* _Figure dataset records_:
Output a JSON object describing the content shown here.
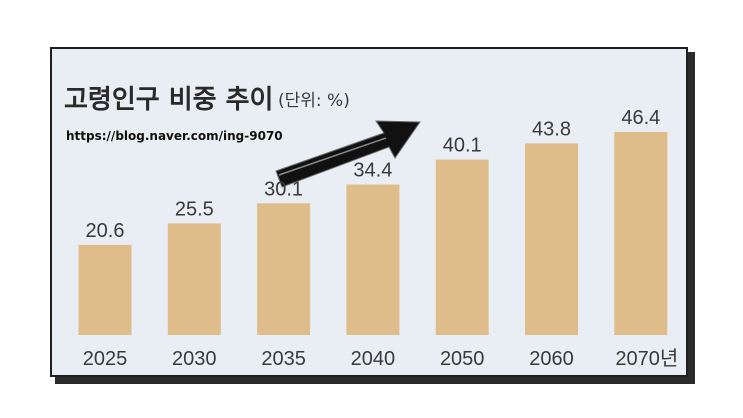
{
  "header": {
    "title": "고령인구 비중 추이",
    "unit": "(단위: %)",
    "url": "https://blog.naver.com/ing-9070"
  },
  "colors": {
    "bar": "#dfbd8a",
    "background": "#e8eef4",
    "arrow": "#111111"
  },
  "chart_data": {
    "type": "bar",
    "title": "고령인구 비중 추이",
    "xlabel": "",
    "ylabel": "",
    "categories": [
      "2025",
      "2030",
      "2035",
      "2040",
      "2050",
      "2060",
      "2070년"
    ],
    "values": [
      20.6,
      25.5,
      30.1,
      34.4,
      40.1,
      43.8,
      46.4
    ],
    "value_labels": [
      "20.6",
      "25.5",
      "30.1",
      "34.4",
      "40.1",
      "43.8",
      "46.4"
    ],
    "ylim": [
      0,
      46.4
    ],
    "grid": false,
    "legend": "none",
    "unit": "%"
  }
}
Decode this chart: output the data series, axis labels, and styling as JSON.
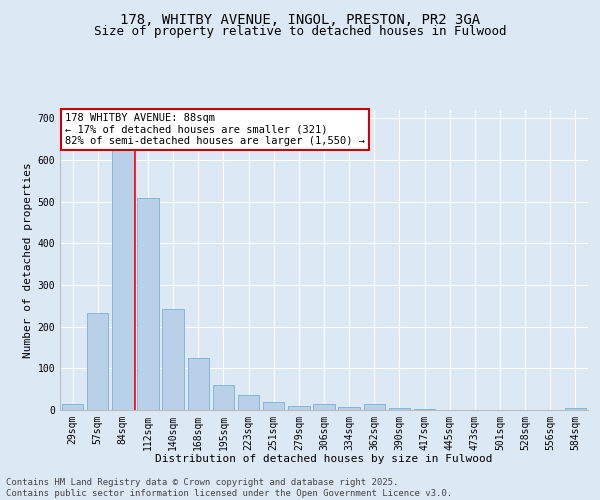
{
  "title_line1": "178, WHITBY AVENUE, INGOL, PRESTON, PR2 3GA",
  "title_line2": "Size of property relative to detached houses in Fulwood",
  "xlabel": "Distribution of detached houses by size in Fulwood",
  "ylabel": "Number of detached properties",
  "bar_color": "#b8d0e8",
  "bar_edge_color": "#7aafd4",
  "background_color": "#dce9f5",
  "plot_bg_color": "#dce9f5",
  "categories": [
    "29sqm",
    "57sqm",
    "84sqm",
    "112sqm",
    "140sqm",
    "168sqm",
    "195sqm",
    "223sqm",
    "251sqm",
    "279sqm",
    "306sqm",
    "334sqm",
    "362sqm",
    "390sqm",
    "417sqm",
    "445sqm",
    "473sqm",
    "501sqm",
    "528sqm",
    "556sqm",
    "584sqm"
  ],
  "values": [
    15,
    232,
    641,
    510,
    243,
    126,
    60,
    35,
    20,
    10,
    14,
    8,
    14,
    4,
    2,
    1,
    1,
    0,
    0,
    0,
    5
  ],
  "ylim": [
    0,
    720
  ],
  "yticks": [
    0,
    100,
    200,
    300,
    400,
    500,
    600,
    700
  ],
  "property_line_index": 2,
  "annotation_text": "178 WHITBY AVENUE: 88sqm\n← 17% of detached houses are smaller (321)\n82% of semi-detached houses are larger (1,550) →",
  "annotation_box_color": "#ffffff",
  "annotation_box_edge": "#cc0000",
  "footer_line1": "Contains HM Land Registry data © Crown copyright and database right 2025.",
  "footer_line2": "Contains public sector information licensed under the Open Government Licence v3.0.",
  "title_fontsize": 10,
  "subtitle_fontsize": 9,
  "label_fontsize": 8,
  "tick_fontsize": 7,
  "footer_fontsize": 6.5,
  "ann_fontsize": 7.5
}
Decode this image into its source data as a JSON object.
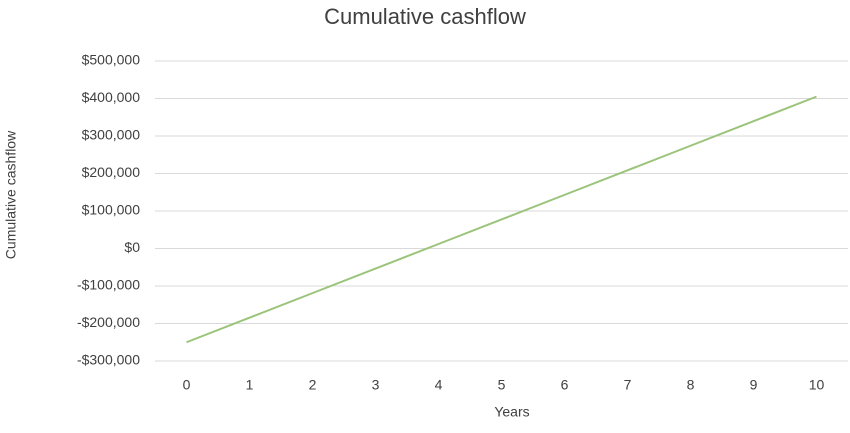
{
  "chart_data": {
    "type": "line",
    "title": "Cumulative cashflow",
    "x_label": "Years",
    "y_label": "Cumulative cashflow",
    "categories": [
      "0",
      "1",
      "2",
      "3",
      "4",
      "5",
      "6",
      "7",
      "8",
      "9",
      "10"
    ],
    "series": [
      {
        "name": "Cumulative cashflow",
        "color": "#9bc47a",
        "values": [
          -250000,
          -184500,
          -119000,
          -53500,
          12000,
          77500,
          143000,
          208500,
          274000,
          339500,
          405000
        ]
      }
    ],
    "ylim": [
      -300000,
      500000
    ],
    "yticks": [
      {
        "value": -300000,
        "label": "-$300,000"
      },
      {
        "value": -200000,
        "label": "-$200,000"
      },
      {
        "value": -100000,
        "label": "-$100,000"
      },
      {
        "value": 0,
        "label": "$0"
      },
      {
        "value": 100000,
        "label": "$100,000"
      },
      {
        "value": 200000,
        "label": "$200,000"
      },
      {
        "value": 300000,
        "label": "$300,000"
      },
      {
        "value": 400000,
        "label": "$400,000"
      },
      {
        "value": 500000,
        "label": "$500,000"
      }
    ],
    "grid": true
  }
}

* _Given problem_:
Go through the records above, find every line with the word "Contains", and list those lines.

* _Written answer_:
  "footer_line1": "Contains HM Land Registry data © Crown copyright and database right 2025.",
  "footer_line2": "Contains public sector information licensed under the Open Government Licence v3.0.",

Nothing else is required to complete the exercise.